:: Excerpts from a figure dataset ::
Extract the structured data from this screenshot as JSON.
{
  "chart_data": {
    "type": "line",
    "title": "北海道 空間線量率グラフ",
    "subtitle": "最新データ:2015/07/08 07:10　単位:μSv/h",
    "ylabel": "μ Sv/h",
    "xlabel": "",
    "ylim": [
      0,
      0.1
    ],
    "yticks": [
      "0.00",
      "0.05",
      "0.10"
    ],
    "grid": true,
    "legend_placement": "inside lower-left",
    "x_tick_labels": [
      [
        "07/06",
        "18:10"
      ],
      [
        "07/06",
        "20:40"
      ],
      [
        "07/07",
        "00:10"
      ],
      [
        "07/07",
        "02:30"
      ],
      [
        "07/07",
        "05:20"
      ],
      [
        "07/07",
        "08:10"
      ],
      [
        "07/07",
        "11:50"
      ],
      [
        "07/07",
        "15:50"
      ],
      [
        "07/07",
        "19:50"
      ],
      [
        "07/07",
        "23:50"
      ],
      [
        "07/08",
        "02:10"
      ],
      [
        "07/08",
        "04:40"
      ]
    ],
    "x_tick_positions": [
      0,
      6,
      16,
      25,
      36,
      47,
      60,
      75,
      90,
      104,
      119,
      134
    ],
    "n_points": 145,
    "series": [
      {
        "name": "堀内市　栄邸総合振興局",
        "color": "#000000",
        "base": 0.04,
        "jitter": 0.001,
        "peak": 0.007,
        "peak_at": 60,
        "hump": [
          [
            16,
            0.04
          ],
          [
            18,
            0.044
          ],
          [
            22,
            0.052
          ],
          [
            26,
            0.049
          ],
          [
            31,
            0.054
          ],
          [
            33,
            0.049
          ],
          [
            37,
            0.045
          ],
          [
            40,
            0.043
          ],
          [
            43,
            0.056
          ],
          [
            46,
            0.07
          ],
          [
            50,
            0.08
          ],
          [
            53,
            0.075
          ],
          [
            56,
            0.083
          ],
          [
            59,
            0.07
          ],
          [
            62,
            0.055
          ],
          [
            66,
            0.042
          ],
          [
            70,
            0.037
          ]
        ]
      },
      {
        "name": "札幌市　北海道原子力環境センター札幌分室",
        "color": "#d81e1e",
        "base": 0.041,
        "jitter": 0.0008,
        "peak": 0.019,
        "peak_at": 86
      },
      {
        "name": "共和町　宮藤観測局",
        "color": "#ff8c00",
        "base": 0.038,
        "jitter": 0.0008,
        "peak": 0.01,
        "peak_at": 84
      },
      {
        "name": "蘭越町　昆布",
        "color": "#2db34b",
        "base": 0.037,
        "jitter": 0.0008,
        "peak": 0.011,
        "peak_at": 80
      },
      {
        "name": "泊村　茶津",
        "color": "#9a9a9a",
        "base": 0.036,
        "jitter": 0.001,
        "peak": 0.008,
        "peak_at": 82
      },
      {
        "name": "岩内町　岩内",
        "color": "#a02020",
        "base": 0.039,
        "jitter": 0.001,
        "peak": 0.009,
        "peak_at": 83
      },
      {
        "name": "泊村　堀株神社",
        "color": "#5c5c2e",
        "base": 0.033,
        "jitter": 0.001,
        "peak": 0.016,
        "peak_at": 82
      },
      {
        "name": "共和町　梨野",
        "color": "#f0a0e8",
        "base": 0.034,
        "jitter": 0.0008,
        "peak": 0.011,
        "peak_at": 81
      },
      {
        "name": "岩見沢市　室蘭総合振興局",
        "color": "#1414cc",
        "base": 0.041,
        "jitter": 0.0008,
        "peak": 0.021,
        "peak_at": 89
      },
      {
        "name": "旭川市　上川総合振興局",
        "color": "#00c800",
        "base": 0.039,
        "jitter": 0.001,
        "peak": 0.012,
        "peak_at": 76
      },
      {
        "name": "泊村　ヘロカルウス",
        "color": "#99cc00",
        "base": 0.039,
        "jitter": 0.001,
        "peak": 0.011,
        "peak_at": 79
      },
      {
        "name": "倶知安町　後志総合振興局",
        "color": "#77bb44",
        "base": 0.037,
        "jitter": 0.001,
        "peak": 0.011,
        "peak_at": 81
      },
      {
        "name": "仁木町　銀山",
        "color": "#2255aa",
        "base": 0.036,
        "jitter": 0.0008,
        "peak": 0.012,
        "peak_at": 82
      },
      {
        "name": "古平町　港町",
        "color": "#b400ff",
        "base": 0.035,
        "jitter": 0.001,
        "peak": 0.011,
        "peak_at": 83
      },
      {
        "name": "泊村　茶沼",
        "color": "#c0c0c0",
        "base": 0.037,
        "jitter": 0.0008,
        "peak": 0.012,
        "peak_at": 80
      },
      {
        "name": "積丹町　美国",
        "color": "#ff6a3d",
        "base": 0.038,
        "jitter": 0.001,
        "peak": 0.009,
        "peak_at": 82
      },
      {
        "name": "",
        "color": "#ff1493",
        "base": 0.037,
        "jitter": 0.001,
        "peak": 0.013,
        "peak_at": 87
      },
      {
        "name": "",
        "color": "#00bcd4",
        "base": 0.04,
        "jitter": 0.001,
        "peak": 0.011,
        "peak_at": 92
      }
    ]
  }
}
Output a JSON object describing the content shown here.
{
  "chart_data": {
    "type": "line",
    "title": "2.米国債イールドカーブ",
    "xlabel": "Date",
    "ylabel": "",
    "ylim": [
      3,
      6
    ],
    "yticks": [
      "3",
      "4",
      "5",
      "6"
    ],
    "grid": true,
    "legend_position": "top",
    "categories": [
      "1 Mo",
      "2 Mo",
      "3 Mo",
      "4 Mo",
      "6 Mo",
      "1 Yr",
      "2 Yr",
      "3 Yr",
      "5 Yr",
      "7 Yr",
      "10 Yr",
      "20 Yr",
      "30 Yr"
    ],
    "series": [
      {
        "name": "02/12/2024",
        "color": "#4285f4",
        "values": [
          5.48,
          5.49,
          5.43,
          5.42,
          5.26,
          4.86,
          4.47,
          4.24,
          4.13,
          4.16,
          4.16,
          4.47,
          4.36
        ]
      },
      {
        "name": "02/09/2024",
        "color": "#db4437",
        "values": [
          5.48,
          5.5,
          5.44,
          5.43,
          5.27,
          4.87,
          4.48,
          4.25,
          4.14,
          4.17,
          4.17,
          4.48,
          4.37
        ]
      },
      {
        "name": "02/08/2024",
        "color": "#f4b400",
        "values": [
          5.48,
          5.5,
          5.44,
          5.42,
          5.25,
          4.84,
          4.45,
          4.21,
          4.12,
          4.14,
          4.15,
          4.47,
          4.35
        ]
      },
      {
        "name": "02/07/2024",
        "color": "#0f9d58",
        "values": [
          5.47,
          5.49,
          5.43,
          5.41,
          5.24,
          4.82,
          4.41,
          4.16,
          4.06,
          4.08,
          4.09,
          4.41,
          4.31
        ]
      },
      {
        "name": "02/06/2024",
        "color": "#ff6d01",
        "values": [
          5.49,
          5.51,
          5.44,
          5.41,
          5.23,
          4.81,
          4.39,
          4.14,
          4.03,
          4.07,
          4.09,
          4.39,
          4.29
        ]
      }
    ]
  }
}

:: Given instruction ::
Copy the data above exactly. Every line must be included.

:: Task solution ::
Extract the structured data from this screenshot as JSON.
{
  "chart_data": {
    "type": "line",
    "title": "北海道 空間線量率グラフ",
    "subtitle": "最新データ:2015/07/08 07:10　単位:μSv/h",
    "ylabel": "μ Sv/h",
    "xlabel": "",
    "ylim": [
      0,
      0.1
    ],
    "yticks": [
      "0.00",
      "0.05",
      "0.10"
    ],
    "grid": true,
    "legend_placement": "inside lower-left",
    "x_tick_labels": [
      [
        "07/06",
        "18:10"
      ],
      [
        "07/06",
        "20:40"
      ],
      [
        "07/07",
        "00:10"
      ],
      [
        "07/07",
        "02:30"
      ],
      [
        "07/07",
        "05:20"
      ],
      [
        "07/07",
        "08:10"
      ],
      [
        "07/07",
        "11:50"
      ],
      [
        "07/07",
        "15:50"
      ],
      [
        "07/07",
        "19:50"
      ],
      [
        "07/07",
        "23:50"
      ],
      [
        "07/08",
        "02:10"
      ],
      [
        "07/08",
        "04:40"
      ]
    ],
    "x_tick_positions": [
      0,
      6,
      16,
      25,
      36,
      47,
      60,
      75,
      90,
      104,
      119,
      134
    ],
    "n_points": 145,
    "series": [
      {
        "name": "堀内市　栄邸総合振興局",
        "color": "#000000",
        "base": 0.04,
        "jitter": 0.001,
        "peak": 0.007,
        "peak_at": 60,
        "hump": [
          [
            16,
            0.04
          ],
          [
            18,
            0.044
          ],
          [
            22,
            0.052
          ],
          [
            26,
            0.049
          ],
          [
            31,
            0.054
          ],
          [
            33,
            0.049
          ],
          [
            37,
            0.045
          ],
          [
            40,
            0.043
          ],
          [
            43,
            0.056
          ],
          [
            46,
            0.07
          ],
          [
            50,
            0.08
          ],
          [
            53,
            0.075
          ],
          [
            56,
            0.083
          ],
          [
            59,
            0.07
          ],
          [
            62,
            0.055
          ],
          [
            66,
            0.042
          ],
          [
            70,
            0.037
          ]
        ]
      },
      {
        "name": "札幌市　北海道原子力環境センター札幌分室",
        "color": "#d81e1e",
        "base": 0.041,
        "jitter": 0.0008,
        "peak": 0.019,
        "peak_at": 86
      },
      {
        "name": "共和町　宮藤観測局",
        "color": "#ff8c00",
        "base": 0.038,
        "jitter": 0.0008,
        "peak": 0.01,
        "peak_at": 84
      },
      {
        "name": "蘭越町　昆布",
        "color": "#2db34b",
        "base": 0.037,
        "jitter": 0.0008,
        "peak": 0.011,
        "peak_at": 80
      },
      {
        "name": "泊村　茶津",
        "color": "#9a9a9a",
        "base": 0.036,
        "jitter": 0.001,
        "peak": 0.008,
        "peak_at": 82
      },
      {
        "name": "岩内町　岩内",
        "color": "#a02020",
        "base": 0.039,
        "jitter": 0.001,
        "peak": 0.009,
        "peak_at": 83
      },
      {
        "name": "泊村　堀株神社",
        "color": "#5c5c2e",
        "base": 0.033,
        "jitter": 0.001,
        "peak": 0.016,
        "peak_at": 82
      },
      {
        "name": "共和町　梨野",
        "color": "#f0a0e8",
        "base": 0.034,
        "jitter": 0.0008,
        "peak": 0.011,
        "peak_at": 81
      },
      {
        "name": "岩見沢市　室蘭総合振興局",
        "color": "#1414cc",
        "base": 0.041,
        "jitter": 0.0008,
        "peak": 0.021,
        "peak_at": 89
      },
      {
        "name": "旭川市　上川総合振興局",
        "color": "#00c800",
        "base": 0.039,
        "jitter": 0.001,
        "peak": 0.012,
        "peak_at": 76
      },
      {
        "name": "泊村　ヘロカルウス",
        "color": "#99cc00",
        "base": 0.039,
        "jitter": 0.001,
        "peak": 0.011,
        "peak_at": 79
      },
      {
        "name": "倶知安町　後志総合振興局",
        "color": "#77bb44",
        "base": 0.037,
        "jitter": 0.001,
        "peak": 0.011,
        "peak_at": 81
      },
      {
        "name": "仁木町　銀山",
        "color": "#2255aa",
        "base": 0.036,
        "jitter": 0.0008,
        "peak": 0.012,
        "peak_at": 82
      },
      {
        "name": "古平町　港町",
        "color": "#b400ff",
        "base": 0.035,
        "jitter": 0.001,
        "peak": 0.011,
        "peak_at": 83
      },
      {
        "name": "泊村　茶沼",
        "color": "#c0c0c0",
        "base": 0.037,
        "jitter": 0.0008,
        "peak": 0.012,
        "peak_at": 80
      },
      {
        "name": "積丹町　美国",
        "color": "#ff6a3d",
        "base": 0.038,
        "jitter": 0.001,
        "peak": 0.009,
        "peak_at": 82
      },
      {
        "name": "",
        "color": "#ff1493",
        "base": 0.037,
        "jitter": 0.001,
        "peak": 0.013,
        "peak_at": 87
      },
      {
        "name": "",
        "color": "#00bcd4",
        "base": 0.04,
        "jitter": 0.001,
        "peak": 0.011,
        "peak_at": 92
      }
    ]
  }
}
Output a JSON object describing the content shown here.
{
  "chart_data": {
    "type": "line",
    "title": "2.米国債イールドカーブ",
    "xlabel": "Date",
    "ylabel": "",
    "ylim": [
      3,
      6
    ],
    "yticks": [
      "3",
      "4",
      "5",
      "6"
    ],
    "grid": true,
    "legend_position": "top",
    "categories": [
      "1 Mo",
      "2 Mo",
      "3 Mo",
      "4 Mo",
      "6 Mo",
      "1 Yr",
      "2 Yr",
      "3 Yr",
      "5 Yr",
      "7 Yr",
      "10 Yr",
      "20 Yr",
      "30 Yr"
    ],
    "series": [
      {
        "name": "02/12/2024",
        "color": "#4285f4",
        "values": [
          5.48,
          5.49,
          5.43,
          5.42,
          5.26,
          4.86,
          4.47,
          4.24,
          4.13,
          4.16,
          4.16,
          4.47,
          4.36
        ]
      },
      {
        "name": "02/09/2024",
        "color": "#db4437",
        "values": [
          5.48,
          5.5,
          5.44,
          5.43,
          5.27,
          4.87,
          4.48,
          4.25,
          4.14,
          4.17,
          4.17,
          4.48,
          4.37
        ]
      },
      {
        "name": "02/08/2024",
        "color": "#f4b400",
        "values": [
          5.48,
          5.5,
          5.44,
          5.42,
          5.25,
          4.84,
          4.45,
          4.21,
          4.12,
          4.14,
          4.15,
          4.47,
          4.35
        ]
      },
      {
        "name": "02/07/2024",
        "color": "#0f9d58",
        "values": [
          5.47,
          5.49,
          5.43,
          5.41,
          5.24,
          4.82,
          4.41,
          4.16,
          4.06,
          4.08,
          4.09,
          4.41,
          4.31
        ]
      },
      {
        "name": "02/06/2024",
        "color": "#ff6d01",
        "values": [
          5.49,
          5.51,
          5.44,
          5.41,
          5.23,
          4.81,
          4.39,
          4.14,
          4.03,
          4.07,
          4.09,
          4.39,
          4.29
        ]
      }
    ]
  }
}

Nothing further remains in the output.